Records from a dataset
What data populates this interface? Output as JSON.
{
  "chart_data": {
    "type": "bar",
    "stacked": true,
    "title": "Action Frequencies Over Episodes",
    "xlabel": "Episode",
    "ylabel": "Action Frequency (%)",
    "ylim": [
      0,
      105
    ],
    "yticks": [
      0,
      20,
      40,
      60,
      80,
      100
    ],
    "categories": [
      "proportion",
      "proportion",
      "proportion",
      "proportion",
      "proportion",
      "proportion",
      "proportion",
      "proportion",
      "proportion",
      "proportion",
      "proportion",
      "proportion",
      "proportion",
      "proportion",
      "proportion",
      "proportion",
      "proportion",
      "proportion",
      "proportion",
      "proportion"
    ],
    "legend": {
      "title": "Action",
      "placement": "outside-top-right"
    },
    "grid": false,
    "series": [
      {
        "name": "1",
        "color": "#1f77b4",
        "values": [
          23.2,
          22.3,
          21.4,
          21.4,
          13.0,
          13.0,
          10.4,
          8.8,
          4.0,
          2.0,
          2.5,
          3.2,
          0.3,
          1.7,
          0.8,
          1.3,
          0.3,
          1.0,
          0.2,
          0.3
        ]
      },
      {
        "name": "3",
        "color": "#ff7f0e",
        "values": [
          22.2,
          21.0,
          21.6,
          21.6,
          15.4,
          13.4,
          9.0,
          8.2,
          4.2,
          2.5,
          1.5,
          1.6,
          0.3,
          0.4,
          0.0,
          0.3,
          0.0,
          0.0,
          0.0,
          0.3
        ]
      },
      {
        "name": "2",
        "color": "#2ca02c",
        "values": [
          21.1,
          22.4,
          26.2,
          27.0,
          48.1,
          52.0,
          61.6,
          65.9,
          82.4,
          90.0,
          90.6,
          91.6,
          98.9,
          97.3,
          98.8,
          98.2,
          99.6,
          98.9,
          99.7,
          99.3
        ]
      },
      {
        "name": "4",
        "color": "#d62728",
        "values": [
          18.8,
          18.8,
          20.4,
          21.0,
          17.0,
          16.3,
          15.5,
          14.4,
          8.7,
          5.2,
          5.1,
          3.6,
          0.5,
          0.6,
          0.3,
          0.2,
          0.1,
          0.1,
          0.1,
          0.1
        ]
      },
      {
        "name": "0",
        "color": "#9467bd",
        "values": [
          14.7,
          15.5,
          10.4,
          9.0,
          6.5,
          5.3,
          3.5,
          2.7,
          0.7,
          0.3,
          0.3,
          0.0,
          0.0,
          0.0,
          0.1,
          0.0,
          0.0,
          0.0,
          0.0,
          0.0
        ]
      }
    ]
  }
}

### PROBLEM REQUIREMENTS:
Choose all lines containing the string "color" and copy them out.

### TASK ANSWER:
        "color": "#1f77b4",
        "color": "#ff7f0e",
        "color": "#2ca02c",
        "color": "#d62728",
        "color": "#9467bd",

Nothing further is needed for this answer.